Directions for this task: Each line that holds the word "記事を書く" is to be identified and copied.

Excerpted records:
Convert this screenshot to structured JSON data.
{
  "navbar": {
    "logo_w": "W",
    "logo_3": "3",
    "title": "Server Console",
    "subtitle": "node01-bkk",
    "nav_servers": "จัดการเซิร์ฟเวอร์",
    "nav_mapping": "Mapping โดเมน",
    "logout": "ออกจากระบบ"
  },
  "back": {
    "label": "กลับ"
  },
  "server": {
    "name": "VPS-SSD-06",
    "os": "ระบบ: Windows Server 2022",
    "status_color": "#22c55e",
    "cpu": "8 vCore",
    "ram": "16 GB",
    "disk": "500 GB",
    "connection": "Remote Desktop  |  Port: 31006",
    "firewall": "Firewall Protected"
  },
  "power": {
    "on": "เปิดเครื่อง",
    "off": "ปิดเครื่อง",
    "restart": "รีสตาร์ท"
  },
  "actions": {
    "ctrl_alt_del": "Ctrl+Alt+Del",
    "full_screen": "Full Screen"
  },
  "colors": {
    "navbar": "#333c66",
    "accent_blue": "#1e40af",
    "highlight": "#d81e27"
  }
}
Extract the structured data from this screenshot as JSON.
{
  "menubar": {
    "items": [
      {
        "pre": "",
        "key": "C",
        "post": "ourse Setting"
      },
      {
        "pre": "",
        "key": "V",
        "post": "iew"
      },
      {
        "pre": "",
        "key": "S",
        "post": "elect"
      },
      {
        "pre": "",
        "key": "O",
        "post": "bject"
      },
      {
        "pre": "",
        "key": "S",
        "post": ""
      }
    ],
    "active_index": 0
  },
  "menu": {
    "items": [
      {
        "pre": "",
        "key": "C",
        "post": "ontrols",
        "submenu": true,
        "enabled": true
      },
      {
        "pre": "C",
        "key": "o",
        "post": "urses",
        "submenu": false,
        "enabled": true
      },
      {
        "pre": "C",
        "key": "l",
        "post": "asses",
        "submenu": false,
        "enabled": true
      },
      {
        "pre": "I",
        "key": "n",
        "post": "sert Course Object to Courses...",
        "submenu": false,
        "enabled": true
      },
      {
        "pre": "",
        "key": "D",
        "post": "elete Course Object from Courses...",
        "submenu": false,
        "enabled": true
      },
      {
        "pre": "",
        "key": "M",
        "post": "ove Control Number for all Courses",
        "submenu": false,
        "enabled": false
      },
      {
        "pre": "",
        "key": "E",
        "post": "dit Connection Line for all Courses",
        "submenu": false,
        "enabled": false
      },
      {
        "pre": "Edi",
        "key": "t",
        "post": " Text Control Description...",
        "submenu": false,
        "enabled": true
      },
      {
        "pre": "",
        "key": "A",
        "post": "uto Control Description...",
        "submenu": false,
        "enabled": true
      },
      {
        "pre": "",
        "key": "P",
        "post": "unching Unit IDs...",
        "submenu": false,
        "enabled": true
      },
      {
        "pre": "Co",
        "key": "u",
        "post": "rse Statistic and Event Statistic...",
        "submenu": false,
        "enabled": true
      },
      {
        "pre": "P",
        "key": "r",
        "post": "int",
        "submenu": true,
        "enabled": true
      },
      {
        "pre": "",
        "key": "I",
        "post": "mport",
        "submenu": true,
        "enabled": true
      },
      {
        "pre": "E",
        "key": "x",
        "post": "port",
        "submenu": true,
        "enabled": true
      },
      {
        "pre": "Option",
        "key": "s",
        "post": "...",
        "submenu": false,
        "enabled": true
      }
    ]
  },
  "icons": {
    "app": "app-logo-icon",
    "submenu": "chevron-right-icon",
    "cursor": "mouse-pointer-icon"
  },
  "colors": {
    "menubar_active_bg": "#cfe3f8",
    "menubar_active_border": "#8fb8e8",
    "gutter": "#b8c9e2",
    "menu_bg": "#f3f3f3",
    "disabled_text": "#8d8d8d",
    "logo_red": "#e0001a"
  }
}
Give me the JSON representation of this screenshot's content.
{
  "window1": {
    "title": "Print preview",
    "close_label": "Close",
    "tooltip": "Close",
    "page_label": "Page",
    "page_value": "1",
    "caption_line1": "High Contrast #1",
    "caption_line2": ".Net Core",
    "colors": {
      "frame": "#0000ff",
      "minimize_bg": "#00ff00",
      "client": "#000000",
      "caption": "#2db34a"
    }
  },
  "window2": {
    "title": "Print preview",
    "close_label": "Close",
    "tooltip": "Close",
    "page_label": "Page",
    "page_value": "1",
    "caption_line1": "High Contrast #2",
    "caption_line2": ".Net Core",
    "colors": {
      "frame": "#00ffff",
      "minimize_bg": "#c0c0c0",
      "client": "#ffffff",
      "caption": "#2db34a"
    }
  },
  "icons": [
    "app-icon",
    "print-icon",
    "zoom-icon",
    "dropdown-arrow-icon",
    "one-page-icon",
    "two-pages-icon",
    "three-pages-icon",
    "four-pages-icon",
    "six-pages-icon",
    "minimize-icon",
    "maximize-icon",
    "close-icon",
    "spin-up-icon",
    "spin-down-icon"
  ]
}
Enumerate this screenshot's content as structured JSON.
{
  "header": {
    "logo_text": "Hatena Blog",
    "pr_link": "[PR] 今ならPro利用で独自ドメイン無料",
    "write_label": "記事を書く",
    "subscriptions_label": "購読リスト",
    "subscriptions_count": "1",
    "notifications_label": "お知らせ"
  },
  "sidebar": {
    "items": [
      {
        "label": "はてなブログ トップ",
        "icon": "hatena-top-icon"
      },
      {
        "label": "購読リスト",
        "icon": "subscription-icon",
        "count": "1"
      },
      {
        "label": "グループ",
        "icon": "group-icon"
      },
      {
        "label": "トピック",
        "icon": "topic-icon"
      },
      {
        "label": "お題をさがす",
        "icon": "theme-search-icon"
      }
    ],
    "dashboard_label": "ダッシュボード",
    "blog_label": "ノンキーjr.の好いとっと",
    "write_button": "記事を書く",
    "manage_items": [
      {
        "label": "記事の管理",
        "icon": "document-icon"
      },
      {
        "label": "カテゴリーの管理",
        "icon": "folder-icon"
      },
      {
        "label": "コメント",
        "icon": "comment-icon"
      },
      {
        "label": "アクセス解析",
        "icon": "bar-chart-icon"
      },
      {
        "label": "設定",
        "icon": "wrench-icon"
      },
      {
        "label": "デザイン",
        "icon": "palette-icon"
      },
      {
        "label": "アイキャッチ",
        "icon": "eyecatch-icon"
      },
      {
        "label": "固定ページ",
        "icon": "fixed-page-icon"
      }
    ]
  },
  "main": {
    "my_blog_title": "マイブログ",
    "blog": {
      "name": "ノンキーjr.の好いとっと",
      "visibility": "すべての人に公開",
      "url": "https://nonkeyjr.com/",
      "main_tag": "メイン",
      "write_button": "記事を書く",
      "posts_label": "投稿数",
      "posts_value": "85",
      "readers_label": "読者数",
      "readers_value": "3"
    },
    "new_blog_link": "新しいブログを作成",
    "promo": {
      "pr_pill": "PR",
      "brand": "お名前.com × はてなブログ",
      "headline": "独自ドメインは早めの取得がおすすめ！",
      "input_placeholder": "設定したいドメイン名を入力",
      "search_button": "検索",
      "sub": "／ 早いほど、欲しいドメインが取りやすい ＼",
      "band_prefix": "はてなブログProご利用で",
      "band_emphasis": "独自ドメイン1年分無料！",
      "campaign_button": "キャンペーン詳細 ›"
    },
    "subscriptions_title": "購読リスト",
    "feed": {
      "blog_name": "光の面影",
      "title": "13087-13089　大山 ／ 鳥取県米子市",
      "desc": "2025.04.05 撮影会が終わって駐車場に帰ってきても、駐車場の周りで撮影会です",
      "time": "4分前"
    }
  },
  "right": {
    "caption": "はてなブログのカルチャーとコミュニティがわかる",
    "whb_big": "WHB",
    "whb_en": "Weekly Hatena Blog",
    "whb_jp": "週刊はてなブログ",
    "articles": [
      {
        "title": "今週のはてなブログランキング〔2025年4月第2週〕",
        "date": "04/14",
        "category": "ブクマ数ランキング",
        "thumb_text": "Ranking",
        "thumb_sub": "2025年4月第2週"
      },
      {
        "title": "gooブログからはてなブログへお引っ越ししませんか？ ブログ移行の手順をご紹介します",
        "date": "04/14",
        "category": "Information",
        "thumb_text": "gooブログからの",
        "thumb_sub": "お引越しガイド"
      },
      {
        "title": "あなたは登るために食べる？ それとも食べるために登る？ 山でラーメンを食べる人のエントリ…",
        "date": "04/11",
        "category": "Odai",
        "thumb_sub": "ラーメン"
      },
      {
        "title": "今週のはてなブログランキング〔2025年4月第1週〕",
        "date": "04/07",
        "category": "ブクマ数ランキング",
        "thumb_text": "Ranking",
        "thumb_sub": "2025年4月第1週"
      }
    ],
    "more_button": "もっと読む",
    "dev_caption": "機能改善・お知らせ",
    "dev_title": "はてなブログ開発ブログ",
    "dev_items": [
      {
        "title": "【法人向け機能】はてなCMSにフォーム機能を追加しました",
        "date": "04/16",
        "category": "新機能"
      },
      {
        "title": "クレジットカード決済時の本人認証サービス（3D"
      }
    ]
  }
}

Expected answer:
    "write_label": "記事を書く",
    "write_button": "記事を書く",
      "write_button": "記事を書く",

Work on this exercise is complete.